Text excerpt
--*--
Text operations in neural networks

Describing text operations and transformations in neural networks

Posted Nov 1, 2024 Updated Nov 2, 2024

By ibrahim_lahlou

6 min read

Text operations in neural networks

Overview

Text operations in neural networks involve transforming text data into numerical representations that machines can process. These operations are fundamental to Natural Language Processing (NLP) tasks. The primary challenge is converting variable-length text sequences into fixed-size numerical representations while preserving semantic meaning and contextual relationships.

How Text Processing Works in Neural Networks:

Text processing typically follows a pipeline of operations: tokenization, embedding, and contextual encoding. Each step transforms the text into increasingly sophisticated representations that capture different aspects of language structure and meaning.

Why Use Text Operations?

Numerical Representation: Neural networks can only process numerical data, requiring text to be converted into vectors or matrices.
--*--
Data supplied
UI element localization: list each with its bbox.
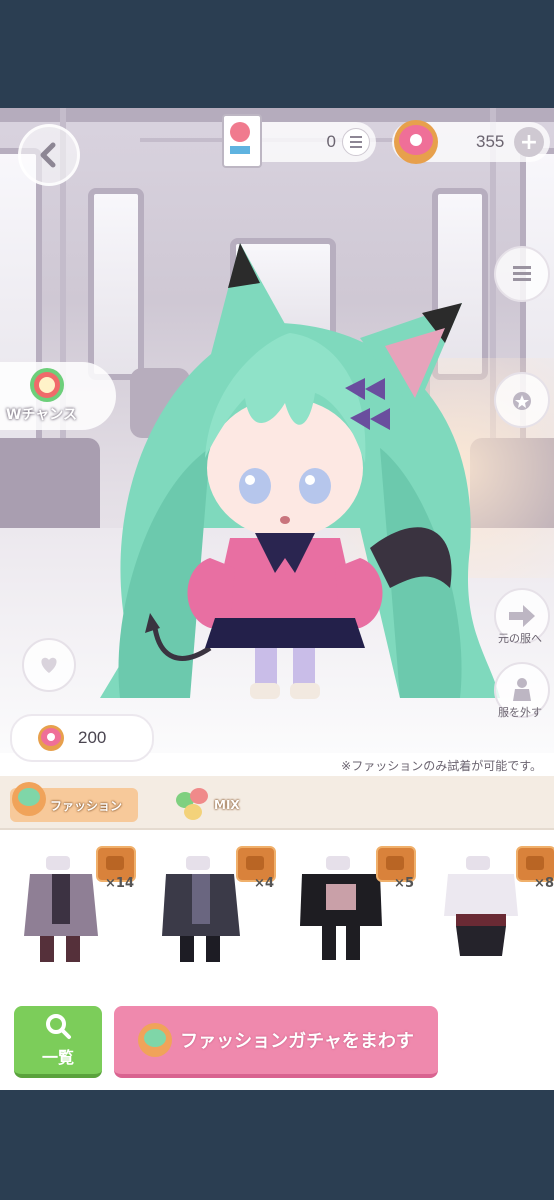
train-scene: 0 355 + Wチャンス 元の服へ 服を外す <box>0 108 554 753</box>
mix-tab-icon <box>176 788 210 822</box>
badge-button[interactable] <box>494 372 550 428</box>
item-count: ×14 <box>105 876 134 891</box>
game-screen: 0 355 + Wチャンス 元の服へ 服を外す 200 ※ファッションのみ試着が… <box>0 108 554 1090</box>
donut-counter[interactable]: 355 + <box>392 120 550 164</box>
tab-mix[interactable]: MIX <box>176 788 256 822</box>
fashion-item[interactable]: ×5 <box>296 846 416 966</box>
donut-balance: 355 <box>476 132 505 151</box>
arrow-right-icon <box>509 605 535 627</box>
status-bar-top <box>0 0 554 108</box>
add-donut-button[interactable]: + <box>514 127 544 157</box>
status-bar-bottom <box>0 1090 554 1200</box>
menu-button[interactable] <box>494 246 550 302</box>
undress-label: 服を外す <box>498 706 542 719</box>
ticket-count: 0 <box>326 132 336 151</box>
outfit-thumbnail <box>24 856 98 962</box>
category-tabs: ファッション MIX <box>0 776 554 830</box>
search-icon <box>46 1014 71 1039</box>
donut-cost-value: 200 <box>78 728 107 747</box>
medal-icon <box>513 392 531 410</box>
list-button[interactable]: 一覧 <box>14 1006 102 1078</box>
tab-mix-label: MIX <box>214 798 240 812</box>
fashion-item-list: ×14 ×4 ×5 ×8 <box>0 830 554 1000</box>
undress-icon <box>513 678 531 701</box>
list-button-label: 一覧 <box>41 1048 74 1067</box>
capsule-icon <box>30 368 64 402</box>
donut-cost-display: 200 <box>10 714 154 762</box>
w-chance-button[interactable]: Wチャンス <box>0 362 116 430</box>
tab-fashion[interactable]: ファッション <box>10 782 138 822</box>
restore-outfit-label: 元の服へ <box>498 632 542 645</box>
tab-fashion-label: ファッション <box>50 798 123 813</box>
fashion-gacha-button[interactable]: ファッションガチャをまわす <box>114 1006 438 1078</box>
w-chance-label: Wチャンス <box>6 407 78 423</box>
fashion-gacha-icon <box>138 1023 173 1057</box>
donut-icon <box>394 120 438 164</box>
menu-icon <box>513 266 531 281</box>
fashion-item[interactable]: ×8 <box>436 846 554 966</box>
donut-icon <box>38 725 64 751</box>
avatar-character[interactable] <box>60 228 510 708</box>
back-button[interactable] <box>18 124 80 186</box>
fashion-gacha-label: ファッションガチャをまわす <box>180 1031 414 1052</box>
fashion-item[interactable]: ×4 <box>156 846 276 966</box>
item-count: ×8 <box>534 876 554 891</box>
fashion-tab-icon <box>12 782 46 816</box>
outfit-thumbnail <box>162 856 240 962</box>
fashion-item[interactable]: ×14 <box>16 846 136 966</box>
gacha-ticket-icon <box>222 114 262 168</box>
chevron-left-icon <box>40 142 56 168</box>
item-count: ×5 <box>394 876 414 891</box>
heart-icon <box>41 657 57 673</box>
ticket-counter[interactable]: 0 <box>222 114 376 168</box>
outfit-thumbnail <box>300 856 382 960</box>
outfit-thumbnail <box>444 856 518 956</box>
list-menu-icon[interactable] <box>342 128 370 156</box>
try-on-note: ※ファッションのみ試着が可能です。 <box>341 759 542 773</box>
favorite-button[interactable] <box>22 638 76 692</box>
item-count: ×4 <box>254 876 274 891</box>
--*--
Directives
**1.** In the text on text operations in neural networks, which three operations make up the typical text-processing pipeline?
**2.** Reproduce the stretch of the listing from the line containing "train-scene: 0 355" through the line containing "status-bar-top <box>0 0 554 108</box>", including both of those lines.

Written answers
**1.** Tokenization, embedding, and contextual encoding.

**2.**
train-scene: 0 355 + Wチャンス 元の服へ 服を外す <box>0 108 554 753</box>
mix-tab-icon <box>176 788 210 822</box>
badge-button[interactable] <box>494 372 550 428</box>
item-count: ×14 <box>105 876 134 891</box>
game-screen: 0 355 + Wチャンス 元の服へ 服を外す 200 ※ファッションのみ試着が… <box>0 108 554 1090</box>
donut-counter[interactable]: 355 + <box>392 120 550 164</box>
tab-mix[interactable]: MIX <box>176 788 256 822</box>
fashion-item[interactable]: ×5 <box>296 846 416 966</box>
donut-balance: 355 <box>476 132 505 151</box>
arrow-right-icon <box>509 605 535 627</box>
status-bar-top <box>0 0 554 108</box>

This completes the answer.